▶ Your task
Write out the entire listing below exactly as it appears, minus any pictures.
>> Begin
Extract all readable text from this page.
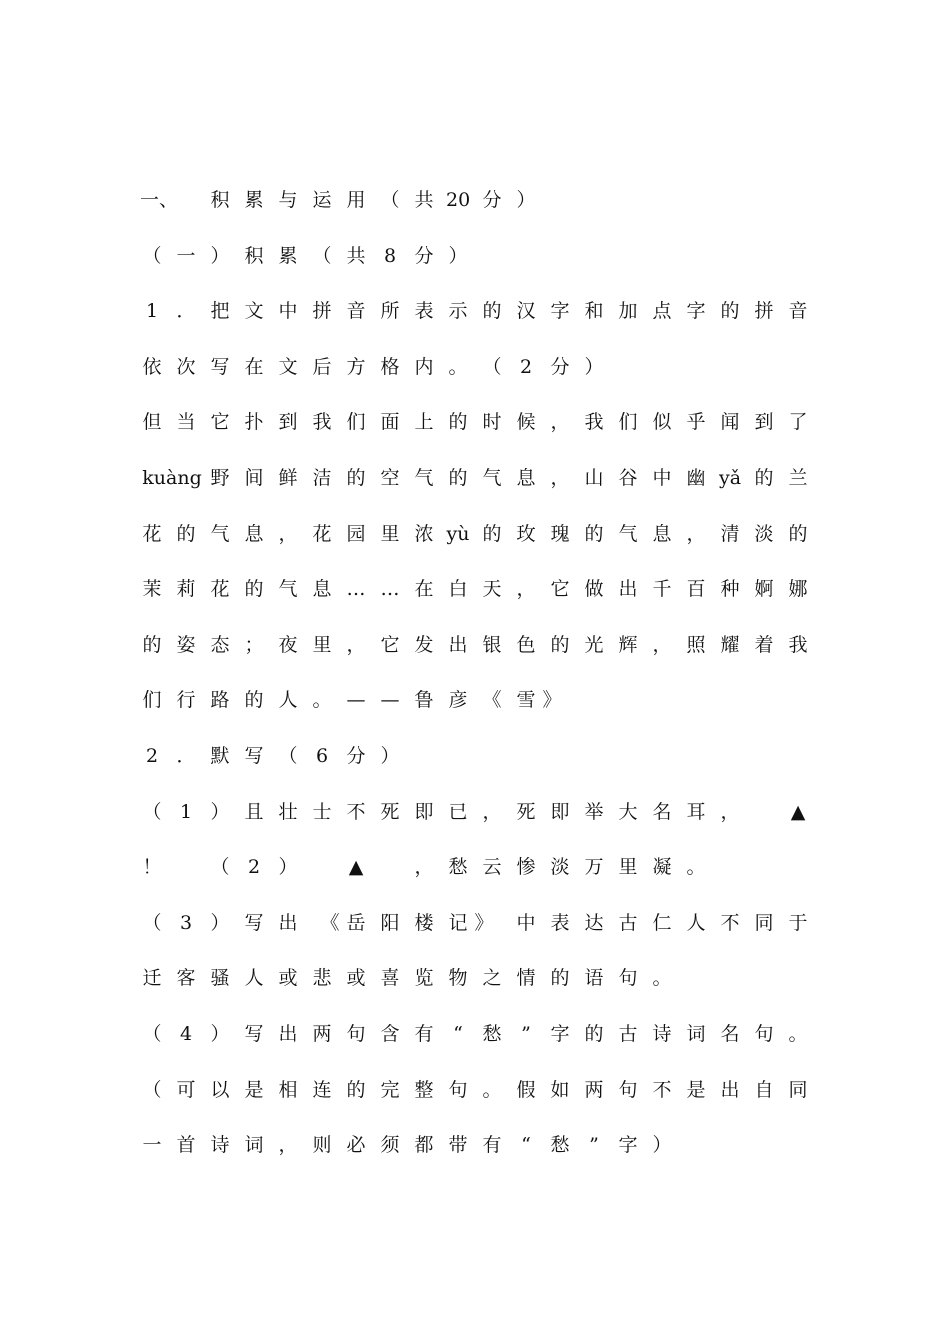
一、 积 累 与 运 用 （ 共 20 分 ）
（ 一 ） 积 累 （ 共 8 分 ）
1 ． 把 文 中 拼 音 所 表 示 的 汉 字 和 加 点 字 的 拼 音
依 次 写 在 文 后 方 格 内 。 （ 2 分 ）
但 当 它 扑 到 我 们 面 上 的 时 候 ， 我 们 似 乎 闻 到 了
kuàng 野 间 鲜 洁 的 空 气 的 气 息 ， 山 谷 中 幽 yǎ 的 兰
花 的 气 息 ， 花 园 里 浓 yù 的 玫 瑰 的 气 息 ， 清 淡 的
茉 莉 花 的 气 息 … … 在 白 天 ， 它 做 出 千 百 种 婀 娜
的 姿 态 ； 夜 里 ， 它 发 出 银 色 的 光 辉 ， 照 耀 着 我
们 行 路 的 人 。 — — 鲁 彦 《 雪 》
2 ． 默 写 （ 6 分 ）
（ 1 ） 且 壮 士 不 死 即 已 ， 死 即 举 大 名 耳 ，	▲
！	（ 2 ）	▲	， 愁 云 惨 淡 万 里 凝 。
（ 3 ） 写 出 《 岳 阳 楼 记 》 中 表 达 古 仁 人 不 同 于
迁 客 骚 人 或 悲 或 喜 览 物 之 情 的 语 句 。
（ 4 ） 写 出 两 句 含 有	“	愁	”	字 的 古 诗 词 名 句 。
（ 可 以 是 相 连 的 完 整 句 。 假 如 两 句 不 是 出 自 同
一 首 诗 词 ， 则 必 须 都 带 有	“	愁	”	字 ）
>> End
▶ Exercise output
Extract all readable text from this page.
一、 积 累 与 运 用 （ 共 20 分 ）
（ 一 ） 积 累 （ 共 8 分 ）
1 ． 把 文 中 拼 音 所 表 示 的 汉 字 和 加 点 字 的 拼 音
依 次 写 在 文 后 方 格 内 。 （ 2 分 ）
但 当 它 扑 到 我 们 面 上 的 时 候 ， 我 们 似 乎 闻 到 了
kuàng 野 间 鲜 洁 的 空 气 的 气 息 ， 山 谷 中 幽 yǎ 的 兰
花 的 气 息 ， 花 园 里 浓 yù 的 玫 瑰 的 气 息 ， 清 淡 的
茉 莉 花 的 气 息 … … 在 白 天 ， 它 做 出 千 百 种 婀 娜
的 姿 态 ； 夜 里 ， 它 发 出 银 色 的 光 辉 ， 照 耀 着 我
们 行 路 的 人 。 — — 鲁 彦 《 雪 》
2 ． 默 写 （ 6 分 ）
（ 1 ） 且 壮 士 不 死 即 已 ， 死 即 举 大 名 耳 ，	▲
！	（ 2 ）	▲	， 愁 云 惨 淡 万 里 凝 。
（ 3 ） 写 出 《 岳 阳 楼 记 》 中 表 达 古 仁 人 不 同 于
迁 客 骚 人 或 悲 或 喜 览 物 之 情 的 语 句 。
（ 4 ） 写 出 两 句 含 有	“	愁	”	字 的 古 诗 词 名 句 。
（ 可 以 是 相 连 的 完 整 句 。 假 如 两 句 不 是 出 自 同
一 首 诗 词 ， 则 必 须 都 带 有	“	愁	”	字 ）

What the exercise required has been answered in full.